### [TASK]
Scan the listing below and copy every line holding "almost".

--- start MATERIAL FOR THIS EXERCISE ---

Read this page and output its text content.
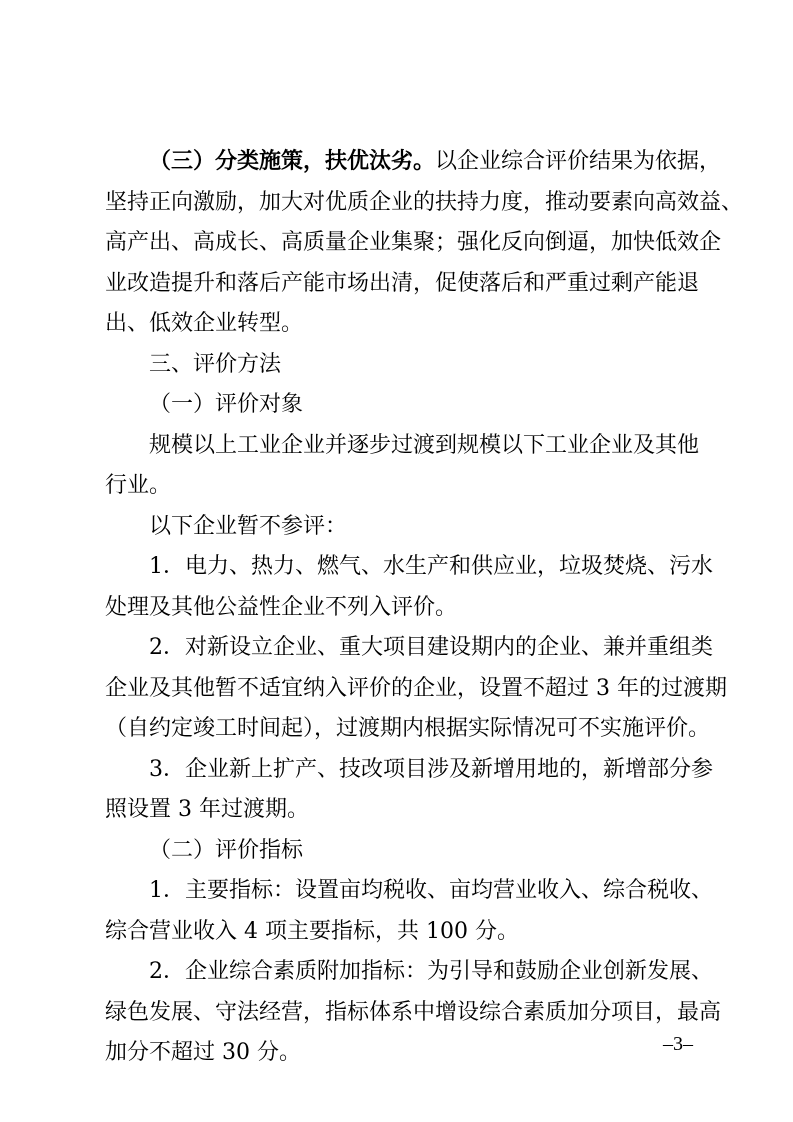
（三）分类施策，扶优汰劣。以企业综合评价结果为依据，
坚持正向激励，加大对优质企业的扶持力度，推动要素向高效益、
高产出、高成长、高质量企业集聚；强化反向倒逼，加快低效企
业改造提升和落后产能市场出清，促使落后和严重过剩产能退
出、低效企业转型。
三、评价方法
（一）评价对象
规模以上工业企业并逐步过渡到规模以下工业企业及其他
行业。
以下企业暂不参评：
1．电力、热力、燃气、水生产和供应业，垃圾焚烧、污水
处理及其他公益性企业不列入评价。
2．对新设立企业、重大项目建设期内的企业、兼并重组类
企业及其他暂不适宜纳入评价的企业，设置不超过 3 年的过渡期
（自约定竣工时间起），过渡期内根据实际情况可不实施评价。
3．企业新上扩产、技改项目涉及新增用地的，新增部分参
照设置 3 年过渡期。
（二）评价指标
1．主要指标：设置亩均税收、亩均营业收入、综合税收、
综合营业收入 4 项主要指标，共 100 分。
2．企业综合素质附加指标：为引导和鼓励企业创新发展、
绿色发展、守法经营，指标体系中增设综合素质加分项目，最高
加分不超过 30 分。	–3–
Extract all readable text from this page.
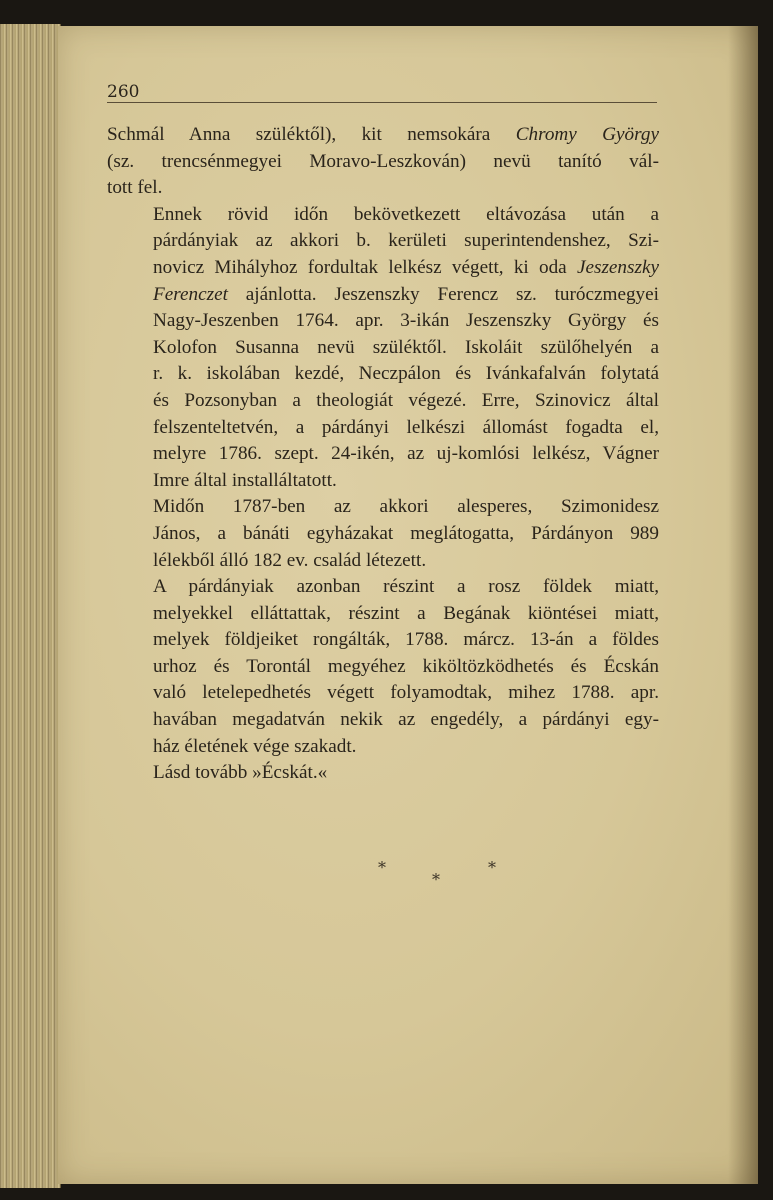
260
Schmál Anna szüléktől), kit nemsokára Chromy György
(sz. trencsénmegyei Moravo-Leszkován) nevü tanító vál-
tott fel.
Ennek rövid időn bekövetkezett eltávozása után a
párdányiak az akkori b. kerületi superintendenshez, Szi-
novicz Mihályhoz fordultak lelkész végett, ki oda Jeszenszky
Ferenczet ajánlotta. Jeszenszky Ferencz sz. turóczmegyei
Nagy-Jeszenben 1764. apr. 3-ikán Jeszenszky György és
Kolofon Susanna nevü szüléktől. Iskoláit szülőhelyén a
r. k. iskolában kezdé, Neczpálon és Ivánkafalván folytatá
és Pozsonyban a theologiát végezé. Erre, Szinovicz által
felszenteltetvén, a párdányi lelkészi állomást fogadta el,
melyre 1786. szept. 24-ikén, az uj-komlósi lelkész, Vágner
Imre által installáltatott.
Midőn 1787-ben az akkori alesperes, Szimonidesz
János, a bánáti egyházakat meglátogatta, Párdányon 989
lélekből álló 182 ev. család létezett.
A párdányiak azonban részint a rosz földek miatt,
melyekkel elláttattak, részint a Begának kiöntései miatt,
melyek földjeiket rongálták, 1788. márcz. 13-án a földes
urhoz és Torontál megyéhez kiköltözködhetés és Écskán
való letelepedhetés végett folyamodtak, mihez 1788. apr.
havában megadatván nekik az engedély, a párdányi egy-
ház életének vége szakadt.
Lásd tovább »Écskát.«
*
*
*
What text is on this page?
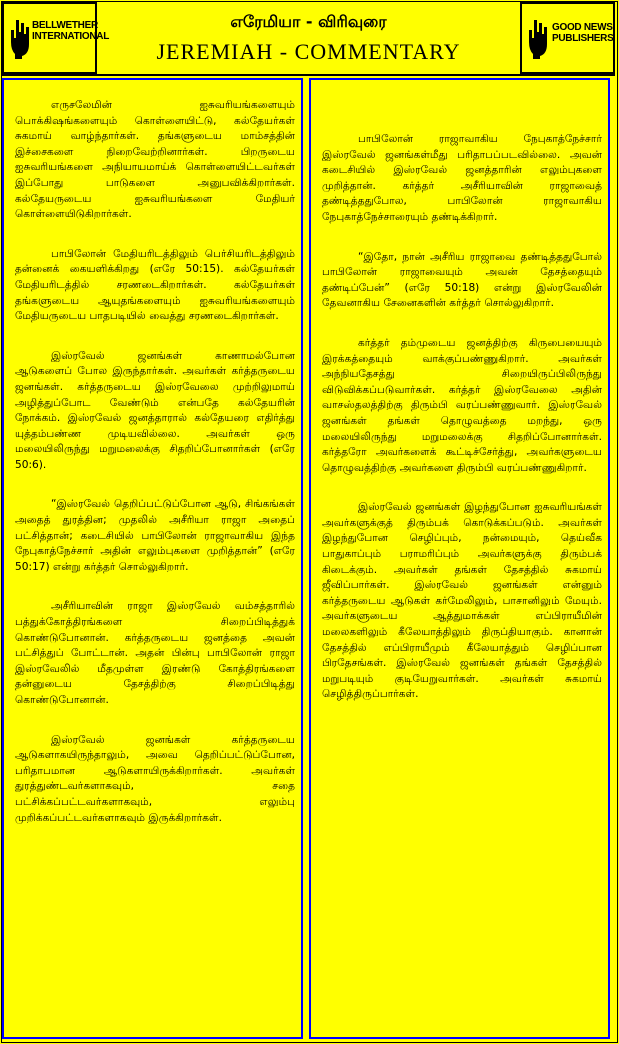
BELLWETHER INTERNATIONAL
எரேமியா - விரிவுரை
JEREMIAH - COMMENTARY
GOOD NEWS PUBLISHERS

எருசலேமின் ஐசுவரியங்களையும் பொக்கிஷங்களையும் கொள்ளையிட்டு, கல்தேயர்கள் சுகமாய் வாழ்ந்தார்கள். தங்களுடைய மாம்சத்தின் இச்சைகளை நிறைவேற்றினார்கள். பிறருடைய ஐசுவரியங்களை அநியாயமாய்க் கொள்ளையிட்டவர்கள் இப்போது பாடுகளை அனுபவிக்கிறார்கள். கல்தேயருடைய ஐசுவரியங்களை மேதியர் கொள்ளையிடுகிறார்கள்.

பாபிலோன் மேதியரிடத்திலும் பெர்சியரிடத்திலும் தன்னைக் கையளிக்கிறது (எரே 50:15). கல்தேயர்கள் மேதியரிடத்தில் சரணடைகிறார்கள். கல்தேயர்கள் தங்களுடைய ஆயுதங்களையும் ஐசுவரியங்களையும் மேதியருடைய பாதபடியில் வைத்து சரணடைகிறார்கள்.

இஸ்ரவேல் ஜனங்கள் காணாமல்போன ஆடுகளைப் போல இருந்தார்கள். அவர்கள் கர்த்தருடைய ஜனங்கள். கர்த்தருடைய இஸ்ரவேலை முற்றிலுமாய் அழித்துப்போட வேண்டும் என்பதே கல்தேயரின் நோக்கம். இஸ்ரவேல் ஜனத்தாரால் கல்தேயரை எதிர்த்து யுத்தம்பண்ண முடியவில்லை. அவர்கள் ஒரு மலையிலிருந்து மறுமலைக்கு சிதறிப்போனார்கள் (எரே 50:6).

“இஸ்ரவேல் தெறிப்பட்டுப்போன ஆடு, சிங்கங்கள் அதைத் துரத்தின; முதலில் அசீரியா ராஜா அதைப் பட்சித்தான்; கடைசியில் பாபிலோன் ராஜாவாகிய இந்த நேபுகாத்நேச்சார் அதின் எலும்புகளை முறித்தான்” (எரே 50:17) என்று கர்த்தர் சொல்லுகிறார்.

அசீரியாவின் ராஜா இஸ்ரவேல் வம்சத்தாரில் பத்துக்கோத்திரங்களை சிறைப்பிடித்துக் கொண்டுபோனான். கர்த்தருடைய ஜனத்தை அவன் பட்சித்துப் போட்டான். அதன் பின்பு பாபிலோன் ராஜா இஸ்ரவேலில் மீதமுள்ள இரண்டு கோத்திரங்களை தன்னுடைய தேசத்திற்கு சிறைப்பிடித்து கொண்டுபோனான்.

இஸ்ரவேல் ஜனங்கள் கர்த்தருடைய ஆடுகளாகயிருந்தாலும், அவை தெறிப்பட்டுப்போன, பரிதாபமான ஆடுகளாயிருக்கிறார்கள். அவர்கள் துரத்துண்டவர்களாகவும், சதை பட்சிக்கப்பட்டவர்களாகவும், எலும்பு முறிக்கப்பட்டவர்களாகவும் இருக்கிறார்கள்.

பாபிலோன் ராஜாவாகிய நேபுகாத்நேச்சார் இஸ்ரவேல் ஜனங்கள்மீது பரிதாபப்படவில்லை. அவன் கடைசியில் இஸ்ரவேல் ஜனத்தாரின் எலும்புகளை முறித்தான். கர்த்தர் அசீரியாவின் ராஜாவைத் தண்டித்ததுபோல, பாபிலோன் ராஜாவாகிய நேபுகாத்நேச்சாரையும் தண்டிக்கிறார்.

“இதோ, நான் அசீரிய ராஜாவை தண்டித்ததுபோல் பாபிலோன் ராஜாவையும் அவன் தேசத்தையும் தண்டிப்பேன்” (எரே 50:18) என்று இஸ்ரவேலின் தேவனாகிய சேனைகளின் கர்த்தர் சொல்லுகிறார்.

கர்த்தர் தம்முடைய ஜனத்திற்கு கிருபையையும் இரக்கத்தையும் வாக்குப்பண்ணுகிறார். அவர்கள் அந்நியதேசத்து சிறையிருப்பிலிருந்து விடுவிக்கப்படுவார்கள். கர்த்தர் இஸ்ரவேலை அதின் வாசஸ்தலத்திற்கு திரும்பி வரப்பண்ணுவார். இஸ்ரவேல் ஜனங்கள் தங்கள் தொழுவத்தை மறந்து, ஒரு மலையிலிருந்து மறுமலைக்கு சிதறிப்போனார்கள். கர்த்தரோ அவர்களைக் கூட்டிச்சேர்த்து, அவர்களுடைய தொழுவத்திற்கு அவர்களை திரும்பி வரப்பண்ணுகிறார்.

இஸ்ரவேல் ஜனங்கள் இழந்துபோன ஐசுவரியங்கள் அவர்களுக்குத் திரும்பக் கொடுக்கப்படும். அவர்கள் இழந்துபோன செழிப்பும், நன்மையும், தெய்வீக பாதுகாப்பும் பராமரிப்பும் அவர்களுக்கு திரும்பக் கிடைக்கும். அவர்கள் தங்கள் தேசத்தில் சுகமாய் ஜீவிப்பார்கள். இஸ்ரவேல் ஜனங்கள் என்னும் கர்த்தருடைய ஆடுகள் கர்மேலிலும், பாசானிலும் மேயும். அவர்களுடைய ஆத்துமாக்கள் எப்பிராயீமின் மலைகளிலும் கீலேயாத்திலும் திருப்தியாகும். கானான் தேசத்தில் எப்பிராயீமும் கீலேயாத்தும் செழிப்பான பிரதேசங்கள். இஸ்ரவேல் ஜனங்கள் தங்கள் தேசத்தில் மறுபடியும் குடியேறுவார்கள். அவர்கள் சுகமாய் செழித்திருப்பார்கள்.
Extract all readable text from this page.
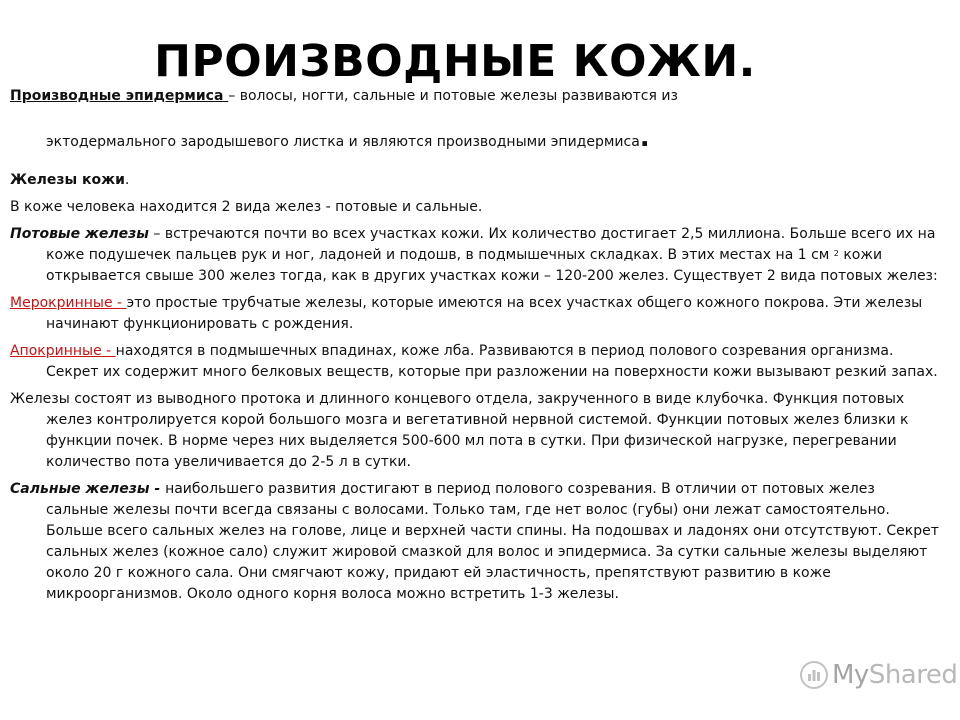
ПРОИЗВОДНЫЕ КОЖИ.

Производные эпидермиса – волосы, ногти, сальные и потовые железы развиваются из

эктодермального зародышевого листка и являются производными эпидермиса.

Железы кожи.

В коже человека находится 2 вида желез - потовые и сальные.

Потовые железы – встречаются почти во всех участках кожи. Их количество достигает 2,5 миллиона. Больше всего их на коже подушечек пальцев рук и ног, ладоней и подошв, в подмышечных складках. В этих местах на 1 см $^2$ кожи открывается свыше 300 желез тогда, как в других участках кожи – 120-200 желез. Существует 2 вида потовых желез:

Мерокринные - это простые трубчатые железы, которые имеются на всех участках общего кожного покрова. Эти железы начинают функционировать с рождения.

Апокринные - находятся в подмышечных впадинах, коже лба. Развиваются в период полового созревания организма. Секрет их содержит много белковых веществ, которые при разложении на поверхности кожи вызывают резкий запах.

Железы состоят из выводного протока и длинного концевого отдела, закрученного в виде клубочка. Функция потовых желез контролируется корой большого мозга и вегетативной нервной системой. Функции потовых желез близки к функции почек. В норме через них выделяется 500-600 мл пота в сутки. При физической нагрузке, перегревании количество пота увеличивается до 2-5 л в сутки.

Сальные железы - наибольшего развития достигают в период полового созревания. В отличии от потовых желез сальные железы почти всегда связаны с волосами. Только там, где нет волос (губы) они лежат самостоятельно. Больше всего сальных желез на голове, лице и верхней части спины. На подошвах и ладонях они отсутствуют. Секрет сальных желез (кожное сало) служит жировой смазкой для волос и эпидермиса. За сутки сальные железы выделяют около 20 г кожного сала. Они смягчают кожу, придают ей эластичность, препятствуют развитию в коже микроорганизмов. Около одного корня волоса можно встретить 1-3 железы.

MyShared
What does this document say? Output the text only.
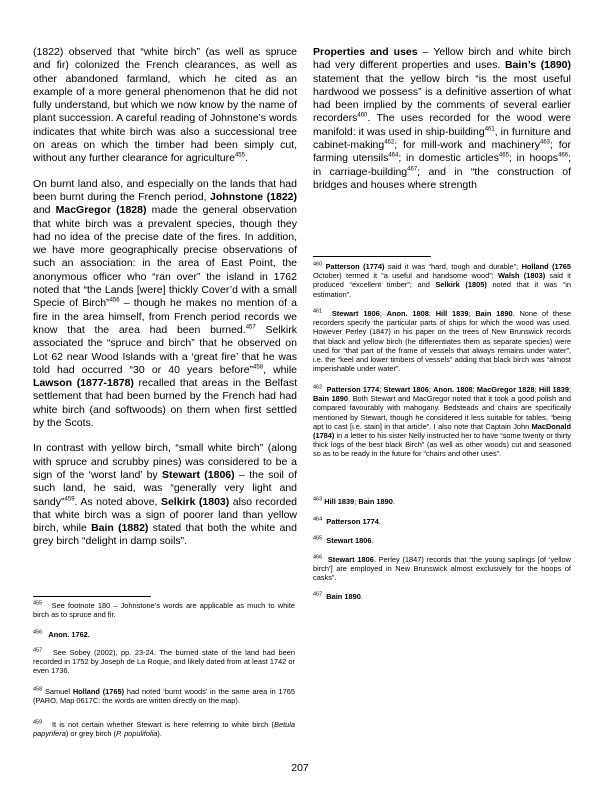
(1822) observed that “white birch” (as well as spruce and fir) colonized the French clearances, as well as other abandoned farmland, which he cited as an example of a more general phenomenon that he did not fully understand, but which we now know by the name of plant succession. A careful reading of Johnstone’s words indicates that white birch was also a successional tree on areas on which the timber had been simply cut, without any further clearance for agriculture$^{455}$.

On burnt land also, and especially on the lands that had been burnt during the French period, Johnstone (1822) and MacGregor (1828) made the general observation that white birch was a prevalent species, though they had no idea of the precise date of the fires. In addition, we have more geographically precise observations of such an association: in the area of East Point, the anonymous officer who “ran over” the island in 1762 noted that “the Lands [were] thickly Cover’d with a small Specie of Birch”$^{456}$ – though he makes no mention of a fire in the area himself, from French period records we know that the area had been burned.$^{457}$ Selkirk associated the “spruce and birch” that he observed on Lot 62 near Wood Islands with a ‘great fire’ that he was told had occurred “30 or 40 years before”$^{458}$, while Lawson (1877-1878) recalled that areas in the Belfast settlement that had been burned by the French had had white birch (and softwoods) on them when first settled by the Scots.

In contrast with yellow birch, “small white birch” (along with spruce and scrubby pines) was considered to be a sign of the ‘worst land’ by Stewart (1806) – the soil of such land, he said, was “generally very light and sandy”$^{459}$. As noted above, Selkirk (1803) also recorded that white birch was a sign of poorer land than yellow birch, while Bain (1882) stated that both the white and grey birch “delight in damp soils”.

$^{455}$ See footnote 180 – Johnstone’s words are applicable as much to white birch as to spruce and fir.

$^{456}$ Anon. 1762.

$^{457}$ See Sobey (2002), pp. 23-24. The burned state of the land had been recorded in 1752 by Joseph de La Roque, and likely dated from at least 1742 or even 1736.

$^{458}$ Samuel Holland (1765) had noted ‘burnt woods’ in the same area in 1765 (PARO, Map 0617C: the words are written directly on the map).

$^{459}$ It is not certain whether Stewart is here referring to white birch (Betula papyrifera) or grey birch (P. populifolia).

Properties and uses – Yellow birch and white birch had very different properties and uses. Bain’s (1890) statement that the yellow birch “is the most useful hardwood we possess” is a definitive assertion of what had been implied by the comments of several earlier recorders$^{460}$. The uses recorded for the wood were manifold: it was used in ship-building$^{461}$, in furniture and cabinet-making$^{462}$; for mill-work and machinery$^{463}$; for farming utensils$^{464}$; in domestic articles$^{465}$; in hoops$^{466}$; in carriage-building$^{467}$; and in “the construction of bridges and houses where strength

$^{460}$ Patterson (1774) said it was “hard, tough and durable”; Holland (1765 October) termed it “a useful and handsome wood”; Walsh (1803) said it produced “excellent timber”; and Selkirk (1805) noted that it was “in estimation”.

$^{461}$ Stewart 1806; Anon. 1808; Hill 1839; Bain 1890. None of these recorders specify the particular parts of ships for which the wood was used. However Perley (1847) in his paper on the trees of New Brunswick records that black and yellow birch (he differentiates them as separate species) were used for “that part of the frame of vessels that always remains under water”, i.e. the “keel and lower timbers of vessels” adding that black birch was “almost imperishable under water”.

$^{462}$ Patterson 1774; Stewart 1806; Anon. 1808; MacGregor 1828; Hill 1839; Bain 1890. Both Stewart and MacGregor noted that it took a good polish and compared favourably with mahogany. Bedsteads and chairs are specifically mentioned by Stewart, though he considered it less suitable for tables, “being apt to cast [i.e. stain] in that article”. I also note that Captain John MacDonald (1784) in a letter to his sister Nelly instructed her to have “some twenty or thirty thick logs of the best black Birch” (as well as other woods) cut and seasoned so as to be ready in the future for “chairs and other uses”.

$^{463}$ Hill 1839; Bain 1890.

$^{464}$ Patterson 1774.

$^{465}$ Stewart 1806.

$^{466}$ Stewart 1806. Perley (1847) records that “the young saplings [of ‘yellow birch’] are employed in New Brunswick almost exclusively for the hoops of casks”.

$^{467}$ Bain 1890.

207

--- end MATERIAL FOR THIS EXERCISE ---

### [TASK RESPONSE]
$^{461}$ Stewart 1806; Anon. 1808; Hill 1839; Bain 1890. None of these recorders specify the particular parts of ships for which the wood was used. However Perley (1847) in his paper on the trees of New Brunswick records that black and yellow birch (he differentiates them as separate species) were used for “that part of the frame of vessels that always remains under water”, i.e. the “keel and lower timbers of vessels” adding that black birch was “almost imperishable under water”.
$^{466}$ Stewart 1806. Perley (1847) records that “the young saplings [of ‘yellow birch’] are employed in New Brunswick almost exclusively for the hoops of casks”.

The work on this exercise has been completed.